== WHAT YOU ARE ASKED TO DO ==
Copy every entry precisely.
>> start THE INPUT
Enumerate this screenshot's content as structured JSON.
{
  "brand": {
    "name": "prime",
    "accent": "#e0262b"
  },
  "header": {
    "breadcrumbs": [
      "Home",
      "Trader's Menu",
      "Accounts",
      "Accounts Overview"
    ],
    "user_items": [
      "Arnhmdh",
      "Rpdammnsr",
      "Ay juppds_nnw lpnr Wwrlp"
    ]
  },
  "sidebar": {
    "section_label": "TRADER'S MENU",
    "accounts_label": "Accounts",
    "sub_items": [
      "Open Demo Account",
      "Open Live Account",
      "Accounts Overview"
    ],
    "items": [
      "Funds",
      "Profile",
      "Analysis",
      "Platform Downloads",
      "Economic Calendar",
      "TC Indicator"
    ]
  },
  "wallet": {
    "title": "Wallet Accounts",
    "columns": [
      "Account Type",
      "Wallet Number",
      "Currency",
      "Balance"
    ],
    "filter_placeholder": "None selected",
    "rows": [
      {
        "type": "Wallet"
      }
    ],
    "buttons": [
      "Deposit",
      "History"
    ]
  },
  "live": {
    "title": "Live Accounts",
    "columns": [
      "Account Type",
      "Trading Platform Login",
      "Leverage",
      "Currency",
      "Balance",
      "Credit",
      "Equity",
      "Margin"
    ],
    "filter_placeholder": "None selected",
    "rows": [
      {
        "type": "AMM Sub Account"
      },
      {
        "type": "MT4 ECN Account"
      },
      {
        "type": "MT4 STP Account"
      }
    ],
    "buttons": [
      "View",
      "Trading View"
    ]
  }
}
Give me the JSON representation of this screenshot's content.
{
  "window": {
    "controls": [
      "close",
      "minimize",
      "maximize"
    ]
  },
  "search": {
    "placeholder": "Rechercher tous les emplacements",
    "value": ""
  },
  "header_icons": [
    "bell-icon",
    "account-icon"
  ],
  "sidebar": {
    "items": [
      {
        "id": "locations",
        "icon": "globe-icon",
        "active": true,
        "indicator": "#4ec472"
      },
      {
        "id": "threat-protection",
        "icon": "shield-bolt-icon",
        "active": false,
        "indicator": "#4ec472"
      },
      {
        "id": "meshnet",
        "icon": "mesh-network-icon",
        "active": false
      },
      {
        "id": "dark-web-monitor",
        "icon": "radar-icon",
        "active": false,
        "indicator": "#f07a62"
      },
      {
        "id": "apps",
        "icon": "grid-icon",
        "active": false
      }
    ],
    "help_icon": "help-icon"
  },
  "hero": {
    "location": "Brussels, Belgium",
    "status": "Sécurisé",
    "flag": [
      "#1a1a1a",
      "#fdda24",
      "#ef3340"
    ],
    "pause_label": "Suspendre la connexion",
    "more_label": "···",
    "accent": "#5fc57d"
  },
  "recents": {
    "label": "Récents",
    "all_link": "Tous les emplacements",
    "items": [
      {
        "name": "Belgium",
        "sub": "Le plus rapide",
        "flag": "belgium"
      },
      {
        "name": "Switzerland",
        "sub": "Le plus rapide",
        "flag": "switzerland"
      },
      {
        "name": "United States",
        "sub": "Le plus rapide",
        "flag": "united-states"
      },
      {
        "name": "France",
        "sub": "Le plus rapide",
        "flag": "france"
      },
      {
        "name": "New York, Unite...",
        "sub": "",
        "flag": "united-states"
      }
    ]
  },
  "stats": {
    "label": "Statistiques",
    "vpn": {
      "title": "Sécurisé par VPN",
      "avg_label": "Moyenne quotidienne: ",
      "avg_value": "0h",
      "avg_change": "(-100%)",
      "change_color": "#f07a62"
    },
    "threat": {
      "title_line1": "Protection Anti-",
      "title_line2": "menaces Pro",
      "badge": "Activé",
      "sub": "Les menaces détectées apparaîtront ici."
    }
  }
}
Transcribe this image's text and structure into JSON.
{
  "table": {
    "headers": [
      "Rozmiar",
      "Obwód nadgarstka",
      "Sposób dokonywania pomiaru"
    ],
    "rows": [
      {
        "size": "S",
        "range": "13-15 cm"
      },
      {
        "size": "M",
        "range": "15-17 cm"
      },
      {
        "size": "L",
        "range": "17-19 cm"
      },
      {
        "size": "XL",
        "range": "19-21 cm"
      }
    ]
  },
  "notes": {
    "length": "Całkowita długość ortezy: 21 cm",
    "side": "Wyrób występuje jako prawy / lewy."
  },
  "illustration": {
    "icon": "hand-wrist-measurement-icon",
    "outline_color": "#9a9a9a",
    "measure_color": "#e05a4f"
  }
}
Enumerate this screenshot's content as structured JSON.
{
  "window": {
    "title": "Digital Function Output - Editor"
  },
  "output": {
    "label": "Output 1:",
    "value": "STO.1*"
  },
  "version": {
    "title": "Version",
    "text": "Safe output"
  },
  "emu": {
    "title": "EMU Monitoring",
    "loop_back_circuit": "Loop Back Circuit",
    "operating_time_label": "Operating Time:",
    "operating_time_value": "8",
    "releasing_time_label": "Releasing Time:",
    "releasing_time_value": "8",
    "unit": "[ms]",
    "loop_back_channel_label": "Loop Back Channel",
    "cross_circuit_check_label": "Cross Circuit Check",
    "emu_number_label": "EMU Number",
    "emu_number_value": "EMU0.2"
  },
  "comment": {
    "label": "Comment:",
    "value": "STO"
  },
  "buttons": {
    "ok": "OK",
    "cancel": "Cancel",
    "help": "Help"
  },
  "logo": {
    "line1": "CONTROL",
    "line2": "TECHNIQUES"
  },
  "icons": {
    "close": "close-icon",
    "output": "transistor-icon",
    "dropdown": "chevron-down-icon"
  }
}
>> end THE INPUT
== OUTPUT BELOW ==
Enumerate this screenshot's content as structured JSON.
{
  "brand": {
    "name": "prime",
    "accent": "#e0262b"
  },
  "header": {
    "breadcrumbs": [
      "Home",
      "Trader's Menu",
      "Accounts",
      "Accounts Overview"
    ],
    "user_items": [
      "Arnhmdh",
      "Rpdammnsr",
      "Ay juppds_nnw lpnr Wwrlp"
    ]
  },
  "sidebar": {
    "section_label": "TRADER'S MENU",
    "accounts_label": "Accounts",
    "sub_items": [
      "Open Demo Account",
      "Open Live Account",
      "Accounts Overview"
    ],
    "items": [
      "Funds",
      "Profile",
      "Analysis",
      "Platform Downloads",
      "Economic Calendar",
      "TC Indicator"
    ]
  },
  "wallet": {
    "title": "Wallet Accounts",
    "columns": [
      "Account Type",
      "Wallet Number",
      "Currency",
      "Balance"
    ],
    "filter_placeholder": "None selected",
    "rows": [
      {
        "type": "Wallet"
      }
    ],
    "buttons": [
      "Deposit",
      "History"
    ]
  },
  "live": {
    "title": "Live Accounts",
    "columns": [
      "Account Type",
      "Trading Platform Login",
      "Leverage",
      "Currency",
      "Balance",
      "Credit",
      "Equity",
      "Margin"
    ],
    "filter_placeholder": "None selected",
    "rows": [
      {
        "type": "AMM Sub Account"
      },
      {
        "type": "MT4 ECN Account"
      },
      {
        "type": "MT4 STP Account"
      }
    ],
    "buttons": [
      "View",
      "Trading View"
    ]
  }
}
Give me the JSON representation of this screenshot's content.
{
  "window": {
    "controls": [
      "close",
      "minimize",
      "maximize"
    ]
  },
  "search": {
    "placeholder": "Rechercher tous les emplacements",
    "value": ""
  },
  "header_icons": [
    "bell-icon",
    "account-icon"
  ],
  "sidebar": {
    "items": [
      {
        "id": "locations",
        "icon": "globe-icon",
        "active": true,
        "indicator": "#4ec472"
      },
      {
        "id": "threat-protection",
        "icon": "shield-bolt-icon",
        "active": false,
        "indicator": "#4ec472"
      },
      {
        "id": "meshnet",
        "icon": "mesh-network-icon",
        "active": false
      },
      {
        "id": "dark-web-monitor",
        "icon": "radar-icon",
        "active": false,
        "indicator": "#f07a62"
      },
      {
        "id": "apps",
        "icon": "grid-icon",
        "active": false
      }
    ],
    "help_icon": "help-icon"
  },
  "hero": {
    "location": "Brussels, Belgium",
    "status": "Sécurisé",
    "flag": [
      "#1a1a1a",
      "#fdda24",
      "#ef3340"
    ],
    "pause_label": "Suspendre la connexion",
    "more_label": "···",
    "accent": "#5fc57d"
  },
  "recents": {
    "label": "Récents",
    "all_link": "Tous les emplacements",
    "items": [
      {
        "name": "Belgium",
        "sub": "Le plus rapide",
        "flag": "belgium"
      },
      {
        "name": "Switzerland",
        "sub": "Le plus rapide",
        "flag": "switzerland"
      },
      {
        "name": "United States",
        "sub": "Le plus rapide",
        "flag": "united-states"
      },
      {
        "name": "France",
        "sub": "Le plus rapide",
        "flag": "france"
      },
      {
        "name": "New York, Unite...",
        "sub": "",
        "flag": "united-states"
      }
    ]
  },
  "stats": {
    "label": "Statistiques",
    "vpn": {
      "title": "Sécurisé par VPN",
      "avg_label": "Moyenne quotidienne: ",
      "avg_value": "0h",
      "avg_change": "(-100%)",
      "change_color": "#f07a62"
    },
    "threat": {
      "title_line1": "Protection Anti-",
      "title_line2": "menaces Pro",
      "badge": "Activé",
      "sub": "Les menaces détectées apparaîtront ici."
    }
  }
}
Transcribe this image's text and structure into JSON.
{
  "table": {
    "headers": [
      "Rozmiar",
      "Obwód nadgarstka",
      "Sposób dokonywania pomiaru"
    ],
    "rows": [
      {
        "size": "S",
        "range": "13-15 cm"
      },
      {
        "size": "M",
        "range": "15-17 cm"
      },
      {
        "size": "L",
        "range": "17-19 cm"
      },
      {
        "size": "XL",
        "range": "19-21 cm"
      }
    ]
  },
  "notes": {
    "length": "Całkowita długość ortezy: 21 cm",
    "side": "Wyrób występuje jako prawy / lewy."
  },
  "illustration": {
    "icon": "hand-wrist-measurement-icon",
    "outline_color": "#9a9a9a",
    "measure_color": "#e05a4f"
  }
}
Enumerate this screenshot's content as structured JSON.
{
  "window": {
    "title": "Digital Function Output - Editor"
  },
  "output": {
    "label": "Output 1:",
    "value": "STO.1*"
  },
  "version": {
    "title": "Version",
    "text": "Safe output"
  },
  "emu": {
    "title": "EMU Monitoring",
    "loop_back_circuit": "Loop Back Circuit",
    "operating_time_label": "Operating Time:",
    "operating_time_value": "8",
    "releasing_time_label": "Releasing Time:",
    "releasing_time_value": "8",
    "unit": "[ms]",
    "loop_back_channel_label": "Loop Back Channel",
    "cross_circuit_check_label": "Cross Circuit Check",
    "emu_number_label": "EMU Number",
    "emu_number_value": "EMU0.2"
  },
  "comment": {
    "label": "Comment:",
    "value": "STO"
  },
  "buttons": {
    "ok": "OK",
    "cancel": "Cancel",
    "help": "Help"
  },
  "logo": {
    "line1": "CONTROL",
    "line2": "TECHNIQUES"
  },
  "icons": {
    "close": "close-icon",
    "output": "transistor-icon",
    "dropdown": "chevron-down-icon"
  }
}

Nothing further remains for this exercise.